- [Task objective]:
Work through the data below line by line and say how many lines hold "JSON"; give only the number.
•••••
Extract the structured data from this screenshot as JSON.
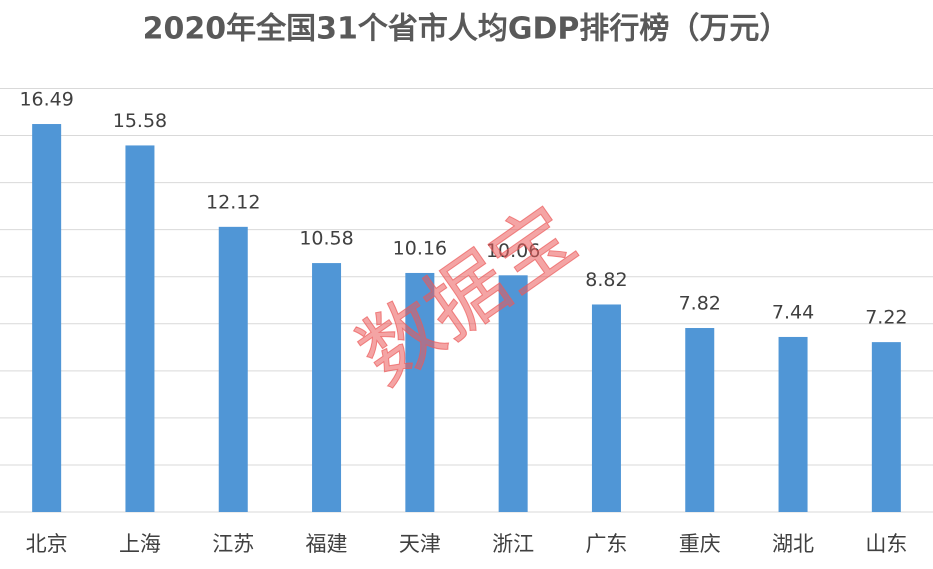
{
  "chart_data": {
    "type": "bar",
    "title": "2020年全国31个省市人均GDP排行榜（万元）",
    "watermark": "数据宝",
    "categories": [
      "北京",
      "上海",
      "江苏",
      "福建",
      "天津",
      "浙江",
      "广东",
      "重庆",
      "湖北",
      "山东"
    ],
    "values": [
      16.49,
      15.58,
      12.12,
      10.58,
      10.16,
      10.06,
      8.82,
      7.82,
      7.44,
      7.22
    ],
    "color": "#5096d6",
    "ylim": [
      0,
      18
    ],
    "yticks": [
      0,
      2,
      4,
      6,
      8,
      10,
      12,
      14,
      16,
      18
    ],
    "grid": true
  }
}
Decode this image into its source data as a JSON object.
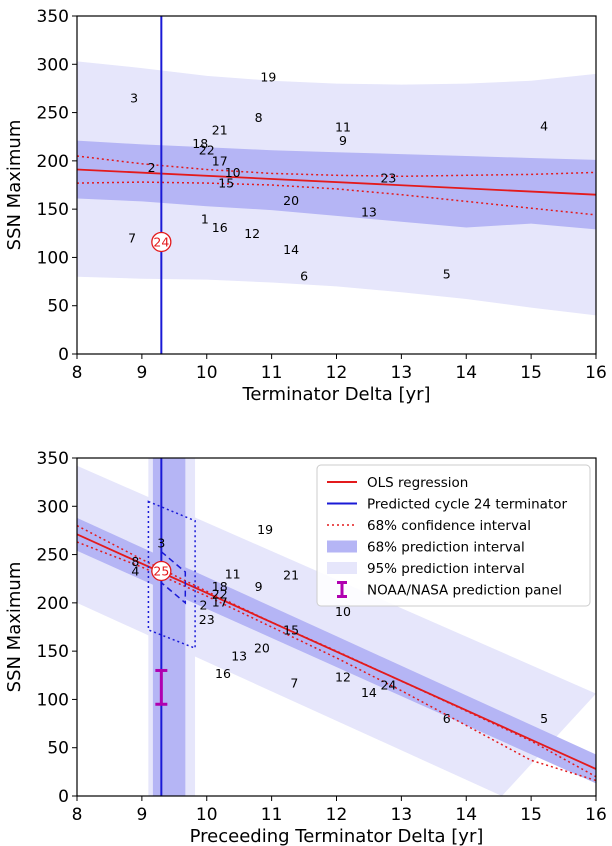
{
  "chart_data": [
    {
      "type": "scatter",
      "xlabel": "Terminator Delta [yr]",
      "ylabel": "SSN Maximum",
      "xlim": [
        8,
        16
      ],
      "ylim": [
        0,
        350
      ],
      "xticks": [
        "8",
        "9",
        "10",
        "11",
        "12",
        "13",
        "14",
        "15",
        "16"
      ],
      "yticks": [
        "0",
        "50",
        "100",
        "150",
        "200",
        "250",
        "300",
        "350"
      ],
      "points": [
        {
          "label": "1",
          "x": 9.97,
          "y": 140
        },
        {
          "label": "2",
          "x": 9.15,
          "y": 193
        },
        {
          "label": "3",
          "x": 8.88,
          "y": 265
        },
        {
          "label": "4",
          "x": 15.2,
          "y": 236
        },
        {
          "label": "5",
          "x": 13.7,
          "y": 83
        },
        {
          "label": "6",
          "x": 11.5,
          "y": 81
        },
        {
          "label": "7",
          "x": 8.85,
          "y": 120
        },
        {
          "label": "8",
          "x": 10.8,
          "y": 245
        },
        {
          "label": "9",
          "x": 12.1,
          "y": 221
        },
        {
          "label": "10",
          "x": 10.4,
          "y": 188
        },
        {
          "label": "11",
          "x": 12.1,
          "y": 235
        },
        {
          "label": "12",
          "x": 10.7,
          "y": 125
        },
        {
          "label": "13",
          "x": 12.5,
          "y": 147
        },
        {
          "label": "14",
          "x": 11.3,
          "y": 108
        },
        {
          "label": "15",
          "x": 10.3,
          "y": 177
        },
        {
          "label": "16",
          "x": 10.2,
          "y": 131
        },
        {
          "label": "17",
          "x": 10.2,
          "y": 200
        },
        {
          "label": "18",
          "x": 9.9,
          "y": 218
        },
        {
          "label": "19",
          "x": 10.95,
          "y": 287
        },
        {
          "label": "20",
          "x": 11.3,
          "y": 159
        },
        {
          "label": "21",
          "x": 10.2,
          "y": 232
        },
        {
          "label": "22",
          "x": 10.0,
          "y": 211
        },
        {
          "label": "23",
          "x": 12.8,
          "y": 182
        }
      ],
      "highlight": {
        "label": "24",
        "x": 9.3,
        "y": 116
      },
      "regression": {
        "x": [
          8,
          16
        ],
        "y": [
          191,
          165
        ]
      },
      "conf68_upper": {
        "x": [
          8,
          9,
          10,
          11,
          12,
          13,
          14,
          15,
          16
        ],
        "y": [
          205,
          197,
          191,
          187,
          185,
          184,
          185,
          186,
          188
        ]
      },
      "conf68_lower": {
        "x": [
          8,
          9,
          10,
          11,
          12,
          13,
          14,
          15,
          16
        ],
        "y": [
          177,
          178,
          177,
          175,
          171,
          165,
          158,
          151,
          144
        ]
      },
      "pred68_upper": {
        "x": [
          8,
          9,
          10,
          11,
          12,
          13,
          14,
          15,
          16
        ],
        "y": [
          221,
          217,
          214,
          211,
          209,
          207,
          205,
          203,
          201
        ]
      },
      "pred68_lower": {
        "x": [
          8,
          9,
          10,
          11,
          12,
          13,
          14,
          15,
          16
        ],
        "y": [
          161,
          158,
          153,
          149,
          143,
          137,
          131,
          135,
          129
        ]
      },
      "pred95_upper": {
        "x": [
          8,
          9,
          10,
          11,
          12,
          13,
          14,
          15,
          16
        ],
        "y": [
          303,
          296,
          288,
          283,
          280,
          279,
          280,
          283,
          290
        ]
      },
      "pred95_lower": {
        "x": [
          8,
          9,
          10,
          11,
          12,
          13,
          14,
          15,
          16
        ],
        "y": [
          80,
          78,
          77,
          74,
          70,
          64,
          57,
          48,
          40
        ]
      },
      "vline": 9.3
    },
    {
      "type": "scatter",
      "xlabel": "Preceeding Terminator Delta [yr]",
      "ylabel": "SSN Maximum",
      "xlim": [
        8,
        16
      ],
      "ylim": [
        0,
        350
      ],
      "xticks": [
        "8",
        "9",
        "10",
        "11",
        "12",
        "13",
        "14",
        "15",
        "16"
      ],
      "yticks": [
        "0",
        "50",
        "100",
        "150",
        "200",
        "250",
        "300",
        "350"
      ],
      "points": [
        {
          "label": "2",
          "x": 9.95,
          "y": 198
        },
        {
          "label": "3",
          "x": 9.3,
          "y": 262
        },
        {
          "label": "4",
          "x": 8.9,
          "y": 233
        },
        {
          "label": "5",
          "x": 15.2,
          "y": 80
        },
        {
          "label": "6",
          "x": 13.7,
          "y": 80
        },
        {
          "label": "7",
          "x": 11.35,
          "y": 117
        },
        {
          "label": "8",
          "x": 8.9,
          "y": 243
        },
        {
          "label": "9",
          "x": 10.8,
          "y": 217
        },
        {
          "label": "10",
          "x": 12.1,
          "y": 191
        },
        {
          "label": "11",
          "x": 10.4,
          "y": 230
        },
        {
          "label": "12",
          "x": 12.1,
          "y": 123
        },
        {
          "label": "13",
          "x": 10.5,
          "y": 145
        },
        {
          "label": "14",
          "x": 12.5,
          "y": 107
        },
        {
          "label": "15",
          "x": 11.3,
          "y": 172
        },
        {
          "label": "16",
          "x": 10.25,
          "y": 127
        },
        {
          "label": "17",
          "x": 10.2,
          "y": 201
        },
        {
          "label": "18",
          "x": 10.2,
          "y": 217
        },
        {
          "label": "19",
          "x": 10.9,
          "y": 276
        },
        {
          "label": "20",
          "x": 10.85,
          "y": 153
        },
        {
          "label": "21",
          "x": 11.3,
          "y": 229
        },
        {
          "label": "22",
          "x": 10.2,
          "y": 209
        },
        {
          "label": "23",
          "x": 10.0,
          "y": 183
        },
        {
          "label": "24",
          "x": 12.8,
          "y": 115
        }
      ],
      "highlight": {
        "label": "25",
        "x": 9.3,
        "y": 233
      },
      "regression": {
        "x": [
          8,
          16
        ],
        "y": [
          271,
          28
        ]
      },
      "conf68_upper": {
        "x": [
          8,
          9,
          10,
          11,
          12,
          13,
          14,
          15,
          16
        ],
        "y": [
          280,
          245,
          212,
          180,
          150,
          119,
          88,
          57,
          20
        ]
      },
      "conf68_lower": {
        "x": [
          8,
          9,
          10,
          11,
          12,
          13,
          14,
          15,
          16
        ],
        "y": [
          263,
          237,
          207,
          175,
          143,
          109,
          73,
          37,
          16
        ]
      },
      "pred68_upper": {
        "x": [
          8,
          16
        ],
        "y": [
          288,
          43
        ]
      },
      "pred68_lower": {
        "x": [
          8,
          16
        ],
        "y": [
          254,
          13
        ]
      },
      "pred95_upper": {
        "x": [
          8,
          16
        ],
        "y": [
          342,
          106
        ]
      },
      "pred95_lower": {
        "x": [
          8,
          14.55
        ],
        "y": [
          200,
          0
        ]
      },
      "vline": 9.3,
      "vband68": [
        9.17,
        9.67
      ],
      "vband95": [
        9.1,
        9.82
      ],
      "dashed_box": [
        [
          9.3,
          253
        ],
        [
          9.67,
          232
        ],
        [
          9.67,
          200
        ],
        [
          9.3,
          221
        ]
      ],
      "dotted_box": [
        [
          9.1,
          305
        ],
        [
          9.82,
          285
        ],
        [
          9.82,
          153
        ],
        [
          9.1,
          172
        ]
      ],
      "noaa_errorbar": {
        "x": 9.3,
        "low": 95,
        "high": 130
      },
      "legend": [
        {
          "label": "OLS regression",
          "kind": "line",
          "color": "#e31a1c"
        },
        {
          "label": "Predicted cycle 24 terminator",
          "kind": "line",
          "color": "#1a1ad6"
        },
        {
          "label": "68% confidence interval",
          "kind": "dotted",
          "color": "#e31a1c"
        },
        {
          "label": "68% prediction interval",
          "kind": "patch",
          "color": "#b5b5f5"
        },
        {
          "label": "95% prediction interval",
          "kind": "patch",
          "color": "#e6e6fb"
        },
        {
          "label": "NOAA/NASA prediction panel",
          "kind": "errorbar",
          "color": "#b000b0"
        }
      ]
    }
  ]
}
•••••
- [Exercise response]:
2